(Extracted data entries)

•••

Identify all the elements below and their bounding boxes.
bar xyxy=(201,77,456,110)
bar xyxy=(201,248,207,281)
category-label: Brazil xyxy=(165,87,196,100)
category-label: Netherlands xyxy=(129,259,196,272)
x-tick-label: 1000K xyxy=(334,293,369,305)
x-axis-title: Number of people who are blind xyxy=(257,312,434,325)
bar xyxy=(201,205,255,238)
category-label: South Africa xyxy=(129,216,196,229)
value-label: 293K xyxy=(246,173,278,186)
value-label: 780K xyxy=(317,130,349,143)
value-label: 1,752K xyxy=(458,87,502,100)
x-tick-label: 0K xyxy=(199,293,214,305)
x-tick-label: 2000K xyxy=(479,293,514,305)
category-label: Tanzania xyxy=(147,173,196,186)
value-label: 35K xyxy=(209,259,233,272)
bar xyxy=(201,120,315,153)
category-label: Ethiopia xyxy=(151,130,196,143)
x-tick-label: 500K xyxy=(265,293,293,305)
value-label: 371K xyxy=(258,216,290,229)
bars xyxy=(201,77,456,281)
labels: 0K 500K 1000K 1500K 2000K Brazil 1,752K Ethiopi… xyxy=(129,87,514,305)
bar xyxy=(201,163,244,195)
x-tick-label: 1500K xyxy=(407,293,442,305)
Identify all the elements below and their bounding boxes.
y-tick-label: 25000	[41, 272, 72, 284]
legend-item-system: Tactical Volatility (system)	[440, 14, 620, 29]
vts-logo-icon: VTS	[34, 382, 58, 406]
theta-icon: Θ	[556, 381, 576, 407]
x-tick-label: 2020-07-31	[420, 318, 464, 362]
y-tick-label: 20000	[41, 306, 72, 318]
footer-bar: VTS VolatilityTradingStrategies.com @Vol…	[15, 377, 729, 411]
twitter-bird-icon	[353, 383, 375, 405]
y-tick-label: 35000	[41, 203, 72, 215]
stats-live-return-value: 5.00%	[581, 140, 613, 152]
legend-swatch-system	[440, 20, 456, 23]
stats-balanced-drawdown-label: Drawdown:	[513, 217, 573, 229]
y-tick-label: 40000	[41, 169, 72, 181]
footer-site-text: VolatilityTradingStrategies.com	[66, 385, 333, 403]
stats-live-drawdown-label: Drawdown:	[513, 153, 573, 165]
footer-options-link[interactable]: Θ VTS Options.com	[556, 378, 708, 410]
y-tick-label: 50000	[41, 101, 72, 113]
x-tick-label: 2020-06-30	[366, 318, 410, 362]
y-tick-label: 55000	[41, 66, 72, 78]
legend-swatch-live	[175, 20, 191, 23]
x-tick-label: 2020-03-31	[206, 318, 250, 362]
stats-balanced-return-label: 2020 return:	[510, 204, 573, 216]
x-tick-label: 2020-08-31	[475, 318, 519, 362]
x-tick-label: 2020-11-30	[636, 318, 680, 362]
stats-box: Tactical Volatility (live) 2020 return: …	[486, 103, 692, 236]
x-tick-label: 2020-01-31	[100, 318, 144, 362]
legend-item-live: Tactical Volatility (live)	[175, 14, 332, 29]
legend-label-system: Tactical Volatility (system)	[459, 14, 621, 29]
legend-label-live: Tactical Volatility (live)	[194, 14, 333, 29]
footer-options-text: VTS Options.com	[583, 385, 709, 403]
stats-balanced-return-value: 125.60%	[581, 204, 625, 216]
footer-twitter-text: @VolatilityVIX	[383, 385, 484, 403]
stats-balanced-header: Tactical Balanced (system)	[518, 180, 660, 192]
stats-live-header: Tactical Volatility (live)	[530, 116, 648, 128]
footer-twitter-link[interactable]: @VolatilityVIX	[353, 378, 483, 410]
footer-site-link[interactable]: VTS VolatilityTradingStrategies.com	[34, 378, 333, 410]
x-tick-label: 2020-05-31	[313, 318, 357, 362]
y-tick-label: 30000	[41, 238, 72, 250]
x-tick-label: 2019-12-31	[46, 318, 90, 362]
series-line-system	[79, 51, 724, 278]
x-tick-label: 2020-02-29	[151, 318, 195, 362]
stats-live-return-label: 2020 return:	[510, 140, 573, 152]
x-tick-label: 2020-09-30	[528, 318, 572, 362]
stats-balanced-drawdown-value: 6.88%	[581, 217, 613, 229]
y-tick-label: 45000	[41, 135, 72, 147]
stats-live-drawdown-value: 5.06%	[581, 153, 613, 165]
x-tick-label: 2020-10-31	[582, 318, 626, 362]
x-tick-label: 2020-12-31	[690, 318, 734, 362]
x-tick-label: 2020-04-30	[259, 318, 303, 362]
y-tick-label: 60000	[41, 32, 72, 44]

•••

▶ **Required work**
Copy out every line of the records above word for word.

▶ **Exercise output**
Identify all the elements below and their bounding boxes.
bar xyxy=(201,77,456,110)
bar xyxy=(201,248,207,281)
category-label: Brazil xyxy=(165,87,196,100)
category-label: Netherlands xyxy=(129,259,196,272)
x-tick-label: 1000K xyxy=(334,293,369,305)
x-axis-title: Number of people who are blind xyxy=(257,312,434,325)
bar xyxy=(201,205,255,238)
category-label: South Africa xyxy=(129,216,196,229)
value-label: 293K xyxy=(246,173,278,186)
value-label: 780K xyxy=(317,130,349,143)
value-label: 1,752K xyxy=(458,87,502,100)
x-tick-label: 0K xyxy=(199,293,214,305)
x-tick-label: 2000K xyxy=(479,293,514,305)
category-label: Tanzania xyxy=(147,173,196,186)
value-label: 35K xyxy=(209,259,233,272)
bar xyxy=(201,120,315,153)
category-label: Ethiopia xyxy=(151,130,196,143)
x-tick-label: 500K xyxy=(265,293,293,305)
value-label: 371K xyxy=(258,216,290,229)
bars xyxy=(201,77,456,281)
labels: 0K 500K 1000K 1500K 2000K Brazil 1,752K Ethiopi… xyxy=(129,87,514,305)
bar xyxy=(201,163,244,195)
x-tick-label: 1500K xyxy=(407,293,442,305)
Identify all the elements below and their bounding boxes.
y-tick-label: 25000	[41, 272, 72, 284]
legend-item-system: Tactical Volatility (system)	[440, 14, 620, 29]
vts-logo-icon: VTS	[34, 382, 58, 406]
theta-icon: Θ	[556, 381, 576, 407]
x-tick-label: 2020-07-31	[420, 318, 464, 362]
y-tick-label: 20000	[41, 306, 72, 318]
footer-bar: VTS VolatilityTradingStrategies.com @Vol…	[15, 377, 729, 411]
twitter-bird-icon	[353, 383, 375, 405]
y-tick-label: 35000	[41, 203, 72, 215]
stats-live-return-value: 5.00%	[581, 140, 613, 152]
legend-swatch-system	[440, 20, 456, 23]
stats-balanced-drawdown-label: Drawdown:	[513, 217, 573, 229]
y-tick-label: 40000	[41, 169, 72, 181]
footer-site-text: VolatilityTradingStrategies.com	[66, 385, 333, 403]
stats-live-drawdown-label: Drawdown:	[513, 153, 573, 165]
footer-options-link[interactable]: Θ VTS Options.com	[556, 378, 708, 410]
y-tick-label: 50000	[41, 101, 72, 113]
x-tick-label: 2020-06-30	[366, 318, 410, 362]
y-tick-label: 55000	[41, 66, 72, 78]
legend-swatch-live	[175, 20, 191, 23]
x-tick-label: 2020-03-31	[206, 318, 250, 362]
stats-balanced-return-label: 2020 return:	[510, 204, 573, 216]
x-tick-label: 2020-08-31	[475, 318, 519, 362]
x-tick-label: 2020-11-30	[636, 318, 680, 362]
stats-box: Tactical Volatility (live) 2020 return: …	[486, 103, 692, 236]
x-tick-label: 2020-01-31	[100, 318, 144, 362]
legend-item-live: Tactical Volatility (live)	[175, 14, 332, 29]
legend-label-system: Tactical Volatility (system)	[459, 14, 621, 29]
legend-label-live: Tactical Volatility (live)	[194, 14, 333, 29]
footer-options-text: VTS Options.com	[583, 385, 709, 403]
stats-balanced-return-value: 125.60%	[581, 204, 625, 216]
footer-twitter-text: @VolatilityVIX	[383, 385, 484, 403]
stats-balanced-header: Tactical Balanced (system)	[518, 180, 660, 192]
stats-live-header: Tactical Volatility (live)	[530, 116, 648, 128]
footer-twitter-link[interactable]: @VolatilityVIX	[353, 378, 483, 410]
footer-site-link[interactable]: VTS VolatilityTradingStrategies.com	[34, 378, 333, 410]
x-tick-label: 2020-05-31	[313, 318, 357, 362]
y-tick-label: 30000	[41, 238, 72, 250]
x-tick-label: 2019-12-31	[46, 318, 90, 362]
series-line-system	[79, 51, 724, 278]
x-tick-label: 2020-02-29	[151, 318, 195, 362]
stats-live-return-label: 2020 return:	[510, 140, 573, 152]
x-tick-label: 2020-09-30	[528, 318, 572, 362]
stats-balanced-drawdown-value: 6.88%	[581, 217, 613, 229]
y-tick-label: 45000	[41, 135, 72, 147]
stats-live-drawdown-value: 5.06%	[581, 153, 613, 165]
x-tick-label: 2020-10-31	[582, 318, 626, 362]
x-tick-label: 2020-12-31	[690, 318, 734, 362]
x-tick-label: 2020-04-30	[259, 318, 303, 362]
y-tick-label: 60000	[41, 32, 72, 44]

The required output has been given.